→ **What you need to do**: Scan the listing below and copy every line holding "left".

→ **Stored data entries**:

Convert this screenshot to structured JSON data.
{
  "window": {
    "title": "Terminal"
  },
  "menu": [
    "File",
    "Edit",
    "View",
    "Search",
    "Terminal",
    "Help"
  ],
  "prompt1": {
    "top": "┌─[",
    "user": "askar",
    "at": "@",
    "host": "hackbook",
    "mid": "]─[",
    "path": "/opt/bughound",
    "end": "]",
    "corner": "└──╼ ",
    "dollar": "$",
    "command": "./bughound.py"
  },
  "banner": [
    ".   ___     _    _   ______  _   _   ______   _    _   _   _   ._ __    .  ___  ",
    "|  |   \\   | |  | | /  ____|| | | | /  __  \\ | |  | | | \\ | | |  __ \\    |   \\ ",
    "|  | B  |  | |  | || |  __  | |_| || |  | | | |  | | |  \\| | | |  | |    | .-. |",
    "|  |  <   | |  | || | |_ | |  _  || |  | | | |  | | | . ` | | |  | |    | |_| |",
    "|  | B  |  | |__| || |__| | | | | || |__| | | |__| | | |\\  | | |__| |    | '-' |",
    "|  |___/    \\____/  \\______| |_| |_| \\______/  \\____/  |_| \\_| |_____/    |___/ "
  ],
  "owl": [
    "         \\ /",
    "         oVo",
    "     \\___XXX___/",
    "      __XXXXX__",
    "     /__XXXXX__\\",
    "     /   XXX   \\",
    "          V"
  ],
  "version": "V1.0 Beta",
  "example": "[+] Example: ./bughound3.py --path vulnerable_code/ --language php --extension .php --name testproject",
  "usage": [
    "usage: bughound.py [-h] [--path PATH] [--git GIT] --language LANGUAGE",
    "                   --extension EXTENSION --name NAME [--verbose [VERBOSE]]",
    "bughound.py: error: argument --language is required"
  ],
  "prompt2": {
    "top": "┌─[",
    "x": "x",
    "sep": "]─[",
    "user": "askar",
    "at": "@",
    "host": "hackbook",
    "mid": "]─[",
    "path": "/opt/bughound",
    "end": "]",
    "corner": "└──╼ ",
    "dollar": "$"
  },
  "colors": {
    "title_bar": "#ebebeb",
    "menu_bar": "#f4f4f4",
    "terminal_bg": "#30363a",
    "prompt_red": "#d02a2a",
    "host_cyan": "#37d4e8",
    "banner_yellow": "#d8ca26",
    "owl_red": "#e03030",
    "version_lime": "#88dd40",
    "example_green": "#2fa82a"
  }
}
---
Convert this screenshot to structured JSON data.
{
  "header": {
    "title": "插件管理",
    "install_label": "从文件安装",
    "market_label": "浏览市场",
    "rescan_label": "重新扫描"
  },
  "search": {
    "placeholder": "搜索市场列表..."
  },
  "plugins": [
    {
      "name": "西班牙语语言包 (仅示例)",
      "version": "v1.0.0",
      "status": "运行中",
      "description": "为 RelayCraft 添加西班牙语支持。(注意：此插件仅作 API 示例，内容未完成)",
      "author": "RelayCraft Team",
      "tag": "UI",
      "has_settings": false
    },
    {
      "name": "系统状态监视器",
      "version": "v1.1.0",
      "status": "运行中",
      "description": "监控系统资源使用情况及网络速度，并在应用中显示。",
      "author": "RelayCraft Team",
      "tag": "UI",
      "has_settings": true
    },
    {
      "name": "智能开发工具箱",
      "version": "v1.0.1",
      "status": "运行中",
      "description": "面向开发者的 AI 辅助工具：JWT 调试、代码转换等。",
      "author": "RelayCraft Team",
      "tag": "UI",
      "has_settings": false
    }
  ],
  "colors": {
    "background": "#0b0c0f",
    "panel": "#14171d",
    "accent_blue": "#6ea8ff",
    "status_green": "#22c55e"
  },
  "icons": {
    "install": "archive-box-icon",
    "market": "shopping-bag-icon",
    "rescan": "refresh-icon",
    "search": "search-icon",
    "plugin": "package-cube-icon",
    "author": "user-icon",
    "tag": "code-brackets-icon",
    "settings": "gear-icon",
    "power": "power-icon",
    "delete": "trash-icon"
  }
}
==
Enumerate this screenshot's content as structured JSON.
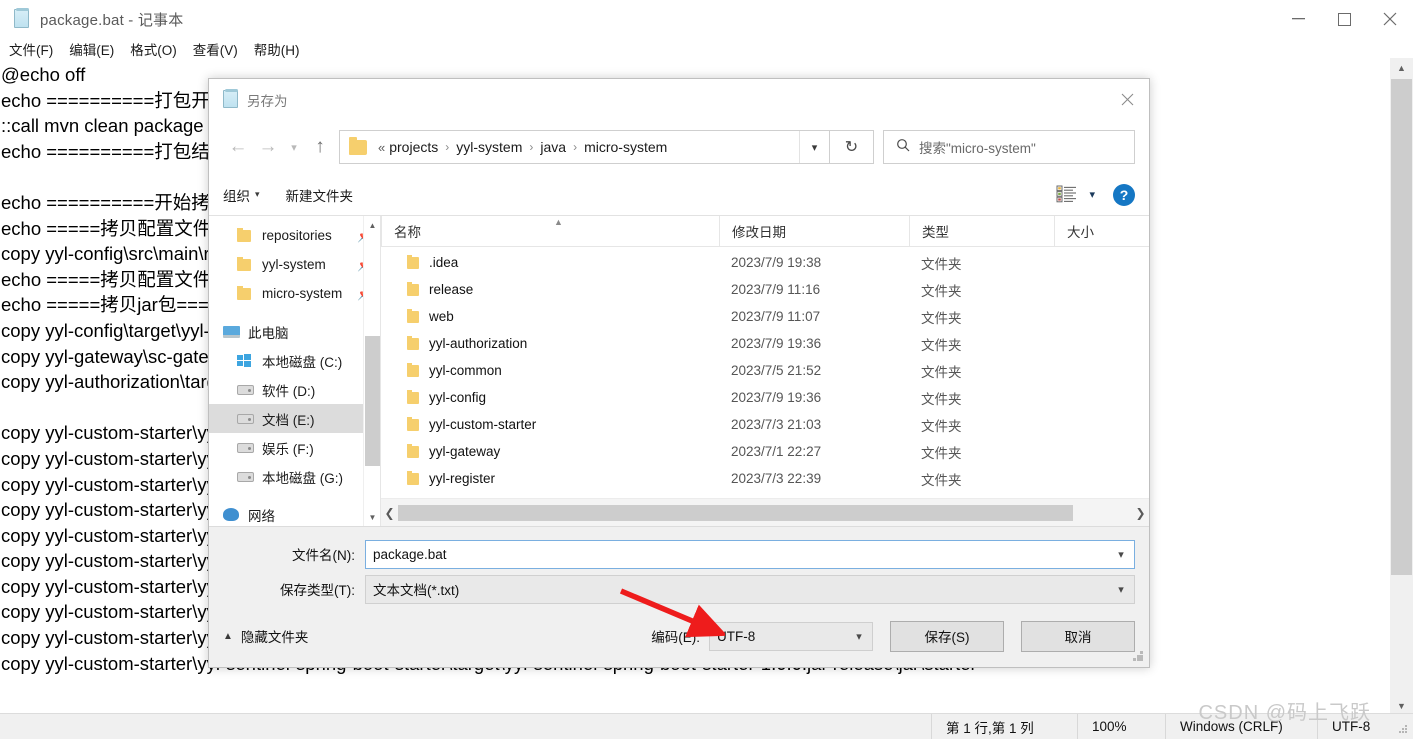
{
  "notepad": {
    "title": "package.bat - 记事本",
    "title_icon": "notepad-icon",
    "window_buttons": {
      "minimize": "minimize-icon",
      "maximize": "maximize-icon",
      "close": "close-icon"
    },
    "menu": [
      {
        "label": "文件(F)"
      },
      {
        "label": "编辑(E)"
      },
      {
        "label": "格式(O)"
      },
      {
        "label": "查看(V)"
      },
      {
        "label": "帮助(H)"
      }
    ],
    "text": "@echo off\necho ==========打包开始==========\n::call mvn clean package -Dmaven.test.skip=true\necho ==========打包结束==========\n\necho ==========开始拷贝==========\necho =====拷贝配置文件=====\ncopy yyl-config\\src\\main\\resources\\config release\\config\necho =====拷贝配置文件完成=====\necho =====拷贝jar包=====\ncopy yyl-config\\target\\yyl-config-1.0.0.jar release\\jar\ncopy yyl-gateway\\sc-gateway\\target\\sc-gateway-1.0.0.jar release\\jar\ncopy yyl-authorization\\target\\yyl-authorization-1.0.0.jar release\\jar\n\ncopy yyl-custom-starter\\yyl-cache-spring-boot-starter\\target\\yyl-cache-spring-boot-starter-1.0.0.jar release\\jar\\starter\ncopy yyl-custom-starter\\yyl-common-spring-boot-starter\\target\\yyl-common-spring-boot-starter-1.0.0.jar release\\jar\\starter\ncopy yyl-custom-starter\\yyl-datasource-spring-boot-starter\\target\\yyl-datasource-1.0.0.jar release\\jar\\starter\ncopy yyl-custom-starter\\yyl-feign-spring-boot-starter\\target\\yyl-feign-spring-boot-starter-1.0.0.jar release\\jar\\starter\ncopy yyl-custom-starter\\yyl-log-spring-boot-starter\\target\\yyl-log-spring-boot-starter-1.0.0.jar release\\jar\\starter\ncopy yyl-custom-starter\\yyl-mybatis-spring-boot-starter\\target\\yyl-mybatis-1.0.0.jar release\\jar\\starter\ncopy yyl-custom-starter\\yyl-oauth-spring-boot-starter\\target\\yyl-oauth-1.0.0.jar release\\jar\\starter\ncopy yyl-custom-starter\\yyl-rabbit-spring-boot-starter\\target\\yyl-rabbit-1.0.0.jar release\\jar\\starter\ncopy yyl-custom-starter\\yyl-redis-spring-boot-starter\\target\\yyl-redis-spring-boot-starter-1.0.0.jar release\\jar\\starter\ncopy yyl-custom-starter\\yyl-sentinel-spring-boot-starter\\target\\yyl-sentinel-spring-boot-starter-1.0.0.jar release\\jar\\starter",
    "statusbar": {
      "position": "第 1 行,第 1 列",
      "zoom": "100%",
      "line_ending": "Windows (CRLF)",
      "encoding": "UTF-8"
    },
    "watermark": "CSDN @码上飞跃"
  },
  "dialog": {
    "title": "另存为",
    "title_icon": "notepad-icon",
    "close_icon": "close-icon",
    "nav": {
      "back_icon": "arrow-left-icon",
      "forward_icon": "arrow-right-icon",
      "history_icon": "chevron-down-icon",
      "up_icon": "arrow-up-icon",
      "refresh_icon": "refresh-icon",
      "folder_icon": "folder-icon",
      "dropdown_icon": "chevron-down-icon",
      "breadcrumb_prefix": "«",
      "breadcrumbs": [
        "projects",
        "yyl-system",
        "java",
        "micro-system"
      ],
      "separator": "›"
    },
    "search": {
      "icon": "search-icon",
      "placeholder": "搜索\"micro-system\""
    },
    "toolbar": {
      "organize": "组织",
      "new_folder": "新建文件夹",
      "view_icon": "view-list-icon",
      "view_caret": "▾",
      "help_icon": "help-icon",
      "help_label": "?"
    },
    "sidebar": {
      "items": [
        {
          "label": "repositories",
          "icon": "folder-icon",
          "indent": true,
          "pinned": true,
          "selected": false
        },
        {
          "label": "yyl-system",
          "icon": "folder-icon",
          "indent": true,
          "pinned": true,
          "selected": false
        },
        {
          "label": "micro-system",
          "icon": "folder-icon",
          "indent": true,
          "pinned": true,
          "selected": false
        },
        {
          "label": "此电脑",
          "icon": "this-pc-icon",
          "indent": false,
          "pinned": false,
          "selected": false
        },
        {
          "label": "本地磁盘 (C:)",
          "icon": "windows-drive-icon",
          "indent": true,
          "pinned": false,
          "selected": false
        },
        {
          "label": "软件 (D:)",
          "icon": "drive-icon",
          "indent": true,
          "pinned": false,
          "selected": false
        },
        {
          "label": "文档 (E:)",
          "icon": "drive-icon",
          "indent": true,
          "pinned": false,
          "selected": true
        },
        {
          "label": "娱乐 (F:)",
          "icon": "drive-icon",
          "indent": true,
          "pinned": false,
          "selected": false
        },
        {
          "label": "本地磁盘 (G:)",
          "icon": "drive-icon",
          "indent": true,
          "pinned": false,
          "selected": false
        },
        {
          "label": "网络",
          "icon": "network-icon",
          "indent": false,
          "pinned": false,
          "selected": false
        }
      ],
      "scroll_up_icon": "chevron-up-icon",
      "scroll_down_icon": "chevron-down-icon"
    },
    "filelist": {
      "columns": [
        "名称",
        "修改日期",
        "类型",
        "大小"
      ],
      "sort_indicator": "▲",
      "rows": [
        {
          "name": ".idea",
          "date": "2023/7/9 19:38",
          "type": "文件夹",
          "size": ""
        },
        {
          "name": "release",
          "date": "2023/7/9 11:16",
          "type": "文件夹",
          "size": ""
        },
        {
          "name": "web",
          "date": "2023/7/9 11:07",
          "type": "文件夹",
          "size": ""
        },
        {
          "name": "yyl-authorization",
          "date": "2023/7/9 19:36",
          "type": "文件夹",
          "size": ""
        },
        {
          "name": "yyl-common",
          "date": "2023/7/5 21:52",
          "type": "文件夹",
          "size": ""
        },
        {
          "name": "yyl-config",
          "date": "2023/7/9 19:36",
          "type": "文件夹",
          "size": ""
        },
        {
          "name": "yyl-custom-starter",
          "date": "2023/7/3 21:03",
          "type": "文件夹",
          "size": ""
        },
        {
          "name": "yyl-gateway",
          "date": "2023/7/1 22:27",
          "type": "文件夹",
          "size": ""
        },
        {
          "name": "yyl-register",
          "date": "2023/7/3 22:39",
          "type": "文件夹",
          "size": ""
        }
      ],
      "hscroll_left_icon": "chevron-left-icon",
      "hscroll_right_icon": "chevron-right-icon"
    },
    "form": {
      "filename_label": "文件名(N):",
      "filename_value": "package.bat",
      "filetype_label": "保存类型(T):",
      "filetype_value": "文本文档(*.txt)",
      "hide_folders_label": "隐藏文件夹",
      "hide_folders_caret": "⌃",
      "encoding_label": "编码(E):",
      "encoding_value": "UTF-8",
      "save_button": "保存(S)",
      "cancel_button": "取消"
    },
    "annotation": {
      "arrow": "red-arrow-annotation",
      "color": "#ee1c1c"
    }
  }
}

→ **Solution for this task**:
      "back_icon": "arrow-left-icon",
      "hscroll_left_icon": "chevron-left-icon",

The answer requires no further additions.